Your answer should be a single number: the count of lines holding the word "Ycurltime".
:::
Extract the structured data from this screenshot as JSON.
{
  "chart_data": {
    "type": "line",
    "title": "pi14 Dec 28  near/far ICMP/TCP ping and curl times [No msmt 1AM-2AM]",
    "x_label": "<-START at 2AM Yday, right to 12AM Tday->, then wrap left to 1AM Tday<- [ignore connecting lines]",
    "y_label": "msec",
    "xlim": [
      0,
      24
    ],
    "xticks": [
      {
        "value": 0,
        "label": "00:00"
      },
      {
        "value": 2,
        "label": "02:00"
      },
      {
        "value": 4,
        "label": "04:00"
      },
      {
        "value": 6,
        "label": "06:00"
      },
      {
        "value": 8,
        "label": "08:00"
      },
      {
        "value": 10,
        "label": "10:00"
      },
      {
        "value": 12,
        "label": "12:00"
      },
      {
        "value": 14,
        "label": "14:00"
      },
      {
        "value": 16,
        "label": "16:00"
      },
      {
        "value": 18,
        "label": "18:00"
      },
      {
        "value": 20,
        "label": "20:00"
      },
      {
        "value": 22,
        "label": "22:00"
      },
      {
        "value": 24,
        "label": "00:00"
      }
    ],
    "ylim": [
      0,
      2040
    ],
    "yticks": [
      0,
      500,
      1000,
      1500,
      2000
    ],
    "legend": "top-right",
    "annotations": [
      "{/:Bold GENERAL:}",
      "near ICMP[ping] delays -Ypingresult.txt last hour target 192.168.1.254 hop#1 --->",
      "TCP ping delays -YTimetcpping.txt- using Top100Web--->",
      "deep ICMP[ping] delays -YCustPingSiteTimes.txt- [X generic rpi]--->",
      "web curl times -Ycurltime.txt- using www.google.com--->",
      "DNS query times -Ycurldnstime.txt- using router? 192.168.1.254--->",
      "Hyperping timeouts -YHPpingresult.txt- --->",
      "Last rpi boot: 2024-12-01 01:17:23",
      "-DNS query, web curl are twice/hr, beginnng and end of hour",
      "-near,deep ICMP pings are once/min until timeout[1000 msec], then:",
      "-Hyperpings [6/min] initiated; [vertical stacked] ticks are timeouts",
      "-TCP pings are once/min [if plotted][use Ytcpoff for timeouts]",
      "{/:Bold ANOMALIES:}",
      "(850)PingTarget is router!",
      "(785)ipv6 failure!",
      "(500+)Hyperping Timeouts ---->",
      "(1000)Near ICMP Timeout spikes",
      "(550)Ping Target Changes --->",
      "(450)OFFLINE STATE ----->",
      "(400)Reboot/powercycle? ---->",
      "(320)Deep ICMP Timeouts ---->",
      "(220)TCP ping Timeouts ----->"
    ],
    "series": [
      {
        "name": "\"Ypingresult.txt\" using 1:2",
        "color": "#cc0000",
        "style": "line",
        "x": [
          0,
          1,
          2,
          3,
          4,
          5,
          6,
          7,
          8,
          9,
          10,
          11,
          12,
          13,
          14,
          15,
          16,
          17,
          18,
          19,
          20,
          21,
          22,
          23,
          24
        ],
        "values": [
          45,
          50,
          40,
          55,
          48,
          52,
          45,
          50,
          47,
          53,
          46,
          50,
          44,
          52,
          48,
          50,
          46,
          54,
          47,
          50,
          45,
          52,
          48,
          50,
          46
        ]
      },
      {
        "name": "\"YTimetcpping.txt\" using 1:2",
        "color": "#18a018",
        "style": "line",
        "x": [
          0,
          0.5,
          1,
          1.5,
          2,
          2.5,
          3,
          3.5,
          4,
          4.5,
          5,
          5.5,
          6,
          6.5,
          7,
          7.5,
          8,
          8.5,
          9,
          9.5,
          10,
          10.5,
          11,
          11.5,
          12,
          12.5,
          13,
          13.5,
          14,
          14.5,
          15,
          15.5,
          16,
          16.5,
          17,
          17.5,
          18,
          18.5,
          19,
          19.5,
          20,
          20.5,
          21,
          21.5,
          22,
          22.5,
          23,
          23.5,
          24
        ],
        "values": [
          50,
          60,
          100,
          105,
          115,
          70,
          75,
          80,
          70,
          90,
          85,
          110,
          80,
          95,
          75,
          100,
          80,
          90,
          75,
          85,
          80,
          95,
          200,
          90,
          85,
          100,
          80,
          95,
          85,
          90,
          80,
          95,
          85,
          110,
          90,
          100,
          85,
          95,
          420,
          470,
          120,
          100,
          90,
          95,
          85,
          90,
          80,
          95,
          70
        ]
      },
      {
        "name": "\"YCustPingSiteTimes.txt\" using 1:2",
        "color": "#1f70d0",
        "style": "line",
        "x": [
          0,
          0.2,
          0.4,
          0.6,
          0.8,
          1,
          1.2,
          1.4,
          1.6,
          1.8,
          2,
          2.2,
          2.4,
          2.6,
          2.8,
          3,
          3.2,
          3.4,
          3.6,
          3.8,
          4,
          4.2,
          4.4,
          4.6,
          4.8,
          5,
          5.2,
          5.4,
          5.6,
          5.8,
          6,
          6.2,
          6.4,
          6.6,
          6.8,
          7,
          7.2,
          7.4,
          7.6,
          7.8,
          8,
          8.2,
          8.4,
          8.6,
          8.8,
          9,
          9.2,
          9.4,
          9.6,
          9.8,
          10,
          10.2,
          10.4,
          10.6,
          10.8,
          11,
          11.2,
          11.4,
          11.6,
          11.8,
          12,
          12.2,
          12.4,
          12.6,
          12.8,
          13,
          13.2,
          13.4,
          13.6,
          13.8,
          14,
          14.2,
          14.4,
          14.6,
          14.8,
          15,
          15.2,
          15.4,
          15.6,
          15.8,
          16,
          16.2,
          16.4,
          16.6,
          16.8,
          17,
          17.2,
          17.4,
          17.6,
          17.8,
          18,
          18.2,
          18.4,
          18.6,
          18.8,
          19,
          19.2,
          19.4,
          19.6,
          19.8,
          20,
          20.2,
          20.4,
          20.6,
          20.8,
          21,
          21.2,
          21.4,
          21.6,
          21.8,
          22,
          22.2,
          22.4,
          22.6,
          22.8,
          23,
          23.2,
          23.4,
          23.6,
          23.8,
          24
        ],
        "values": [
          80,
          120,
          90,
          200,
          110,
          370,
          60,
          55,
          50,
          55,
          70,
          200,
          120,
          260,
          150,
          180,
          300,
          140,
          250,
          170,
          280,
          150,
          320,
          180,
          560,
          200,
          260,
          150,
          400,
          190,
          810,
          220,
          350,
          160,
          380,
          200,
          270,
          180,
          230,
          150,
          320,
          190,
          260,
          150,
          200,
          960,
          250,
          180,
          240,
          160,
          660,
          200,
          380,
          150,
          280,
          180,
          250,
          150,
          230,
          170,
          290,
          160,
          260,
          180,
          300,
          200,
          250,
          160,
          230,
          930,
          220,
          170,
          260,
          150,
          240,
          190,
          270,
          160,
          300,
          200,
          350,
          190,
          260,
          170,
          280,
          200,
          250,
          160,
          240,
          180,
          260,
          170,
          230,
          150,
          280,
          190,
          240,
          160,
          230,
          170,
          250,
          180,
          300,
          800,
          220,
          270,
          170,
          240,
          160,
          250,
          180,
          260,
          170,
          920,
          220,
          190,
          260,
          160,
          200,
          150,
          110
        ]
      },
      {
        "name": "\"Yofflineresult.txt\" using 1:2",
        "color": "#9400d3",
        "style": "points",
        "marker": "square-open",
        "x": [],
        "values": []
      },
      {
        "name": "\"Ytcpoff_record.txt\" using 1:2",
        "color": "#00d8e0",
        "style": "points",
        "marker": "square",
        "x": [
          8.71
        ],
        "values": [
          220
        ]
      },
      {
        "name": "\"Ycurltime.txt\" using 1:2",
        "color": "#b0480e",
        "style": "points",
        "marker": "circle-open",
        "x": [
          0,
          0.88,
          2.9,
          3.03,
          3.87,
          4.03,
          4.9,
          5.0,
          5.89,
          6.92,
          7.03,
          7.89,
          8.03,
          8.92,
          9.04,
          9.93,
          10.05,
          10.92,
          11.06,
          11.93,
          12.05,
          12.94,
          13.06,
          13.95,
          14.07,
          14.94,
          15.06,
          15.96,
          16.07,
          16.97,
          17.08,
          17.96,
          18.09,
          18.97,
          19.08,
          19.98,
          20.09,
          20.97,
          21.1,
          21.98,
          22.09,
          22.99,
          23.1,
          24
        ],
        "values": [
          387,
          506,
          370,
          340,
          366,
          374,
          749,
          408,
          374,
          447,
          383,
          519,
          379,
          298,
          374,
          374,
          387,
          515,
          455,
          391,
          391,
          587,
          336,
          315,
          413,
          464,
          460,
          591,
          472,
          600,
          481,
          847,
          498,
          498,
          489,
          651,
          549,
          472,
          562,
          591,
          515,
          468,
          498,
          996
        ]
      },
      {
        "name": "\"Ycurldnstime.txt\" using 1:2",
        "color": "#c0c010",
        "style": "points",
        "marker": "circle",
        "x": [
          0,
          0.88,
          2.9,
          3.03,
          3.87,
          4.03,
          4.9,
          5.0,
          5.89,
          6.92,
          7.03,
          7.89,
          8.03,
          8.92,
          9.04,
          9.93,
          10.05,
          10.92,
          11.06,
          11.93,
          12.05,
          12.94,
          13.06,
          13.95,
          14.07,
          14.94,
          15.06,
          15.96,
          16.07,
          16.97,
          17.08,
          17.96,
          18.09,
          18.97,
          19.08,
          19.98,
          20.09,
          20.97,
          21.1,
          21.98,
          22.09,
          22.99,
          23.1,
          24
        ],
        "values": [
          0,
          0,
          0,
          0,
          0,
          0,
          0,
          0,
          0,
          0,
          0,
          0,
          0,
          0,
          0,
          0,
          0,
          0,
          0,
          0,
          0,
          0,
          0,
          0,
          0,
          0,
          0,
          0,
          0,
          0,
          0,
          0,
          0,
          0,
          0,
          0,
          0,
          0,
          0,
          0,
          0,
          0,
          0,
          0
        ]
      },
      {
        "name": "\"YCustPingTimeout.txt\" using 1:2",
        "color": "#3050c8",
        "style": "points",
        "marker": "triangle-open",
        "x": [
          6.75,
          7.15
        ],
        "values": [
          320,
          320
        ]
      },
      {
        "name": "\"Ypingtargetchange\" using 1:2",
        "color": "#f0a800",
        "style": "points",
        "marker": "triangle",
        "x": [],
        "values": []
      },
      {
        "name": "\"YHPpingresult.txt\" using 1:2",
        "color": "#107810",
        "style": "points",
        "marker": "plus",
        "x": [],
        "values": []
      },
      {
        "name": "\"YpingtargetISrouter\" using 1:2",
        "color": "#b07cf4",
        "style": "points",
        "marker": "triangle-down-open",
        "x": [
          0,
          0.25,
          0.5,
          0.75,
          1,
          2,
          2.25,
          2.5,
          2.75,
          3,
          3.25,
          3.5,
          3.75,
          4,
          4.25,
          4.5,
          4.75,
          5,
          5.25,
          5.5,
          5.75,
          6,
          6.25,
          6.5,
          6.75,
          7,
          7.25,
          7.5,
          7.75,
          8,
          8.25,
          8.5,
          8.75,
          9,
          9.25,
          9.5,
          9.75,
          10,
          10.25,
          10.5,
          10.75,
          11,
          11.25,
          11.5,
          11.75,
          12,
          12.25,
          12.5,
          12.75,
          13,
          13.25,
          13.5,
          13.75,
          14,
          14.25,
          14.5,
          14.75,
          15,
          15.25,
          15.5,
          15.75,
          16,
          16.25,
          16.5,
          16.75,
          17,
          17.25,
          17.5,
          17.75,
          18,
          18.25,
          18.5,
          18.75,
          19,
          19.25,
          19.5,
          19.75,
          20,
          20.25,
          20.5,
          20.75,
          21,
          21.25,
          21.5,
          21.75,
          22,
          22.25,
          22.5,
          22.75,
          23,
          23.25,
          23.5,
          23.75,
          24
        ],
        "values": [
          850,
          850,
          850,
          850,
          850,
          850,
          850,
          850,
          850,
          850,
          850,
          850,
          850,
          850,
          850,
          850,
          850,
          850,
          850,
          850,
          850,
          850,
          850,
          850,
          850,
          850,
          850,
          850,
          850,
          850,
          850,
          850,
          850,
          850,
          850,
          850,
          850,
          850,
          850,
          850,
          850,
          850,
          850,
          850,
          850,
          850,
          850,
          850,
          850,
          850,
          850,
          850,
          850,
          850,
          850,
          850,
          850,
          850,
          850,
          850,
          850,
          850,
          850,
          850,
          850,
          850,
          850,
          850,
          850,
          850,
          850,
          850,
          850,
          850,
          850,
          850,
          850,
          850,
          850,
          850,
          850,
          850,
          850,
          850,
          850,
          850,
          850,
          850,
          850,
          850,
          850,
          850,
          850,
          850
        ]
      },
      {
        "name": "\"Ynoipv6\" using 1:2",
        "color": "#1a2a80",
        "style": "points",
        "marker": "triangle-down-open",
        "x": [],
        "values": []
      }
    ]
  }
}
:::
§ REPLY: 2